Given request:
Work out how many lines hold the string "each". The answer is a single number, nothing more.

═════ The records ═════

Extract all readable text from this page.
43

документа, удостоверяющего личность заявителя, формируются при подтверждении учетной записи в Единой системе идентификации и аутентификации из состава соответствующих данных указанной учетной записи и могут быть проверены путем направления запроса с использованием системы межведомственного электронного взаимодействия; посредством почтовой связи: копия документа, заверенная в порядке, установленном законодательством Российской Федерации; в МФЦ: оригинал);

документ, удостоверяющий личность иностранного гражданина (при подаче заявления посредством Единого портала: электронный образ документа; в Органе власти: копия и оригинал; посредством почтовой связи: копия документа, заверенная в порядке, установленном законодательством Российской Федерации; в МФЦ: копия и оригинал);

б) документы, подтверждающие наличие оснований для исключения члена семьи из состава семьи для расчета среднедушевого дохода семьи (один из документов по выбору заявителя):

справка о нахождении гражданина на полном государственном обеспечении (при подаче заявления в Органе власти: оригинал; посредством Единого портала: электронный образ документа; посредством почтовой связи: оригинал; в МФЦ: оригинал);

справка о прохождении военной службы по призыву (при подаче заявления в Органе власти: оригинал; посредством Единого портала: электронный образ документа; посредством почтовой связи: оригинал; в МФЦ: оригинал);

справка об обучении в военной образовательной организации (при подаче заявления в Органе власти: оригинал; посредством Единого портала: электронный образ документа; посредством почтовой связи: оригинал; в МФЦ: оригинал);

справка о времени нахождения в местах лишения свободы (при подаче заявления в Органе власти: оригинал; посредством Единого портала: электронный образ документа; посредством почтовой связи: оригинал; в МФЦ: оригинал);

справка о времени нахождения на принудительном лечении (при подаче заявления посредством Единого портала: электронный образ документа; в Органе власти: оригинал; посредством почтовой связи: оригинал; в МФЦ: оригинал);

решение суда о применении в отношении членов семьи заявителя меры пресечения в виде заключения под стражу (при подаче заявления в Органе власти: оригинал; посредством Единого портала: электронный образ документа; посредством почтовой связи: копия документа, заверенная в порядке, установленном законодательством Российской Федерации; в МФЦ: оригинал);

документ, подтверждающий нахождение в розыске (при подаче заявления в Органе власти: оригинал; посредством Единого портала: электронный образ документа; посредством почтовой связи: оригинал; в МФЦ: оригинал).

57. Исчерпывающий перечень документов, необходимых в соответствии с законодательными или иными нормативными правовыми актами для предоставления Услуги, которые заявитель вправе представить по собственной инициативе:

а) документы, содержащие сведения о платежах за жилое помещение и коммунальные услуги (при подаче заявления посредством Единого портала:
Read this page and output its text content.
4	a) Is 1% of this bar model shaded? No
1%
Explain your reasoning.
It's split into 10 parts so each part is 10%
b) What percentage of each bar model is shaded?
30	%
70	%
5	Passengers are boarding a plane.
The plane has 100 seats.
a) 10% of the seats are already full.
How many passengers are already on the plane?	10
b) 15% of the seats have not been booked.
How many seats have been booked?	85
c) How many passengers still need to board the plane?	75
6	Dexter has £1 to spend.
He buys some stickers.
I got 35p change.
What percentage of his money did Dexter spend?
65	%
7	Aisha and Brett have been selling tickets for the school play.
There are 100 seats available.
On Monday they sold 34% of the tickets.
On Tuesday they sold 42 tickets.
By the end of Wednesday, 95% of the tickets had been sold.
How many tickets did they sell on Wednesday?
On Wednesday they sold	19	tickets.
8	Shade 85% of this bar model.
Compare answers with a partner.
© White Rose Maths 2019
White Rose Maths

═════

Task response:
2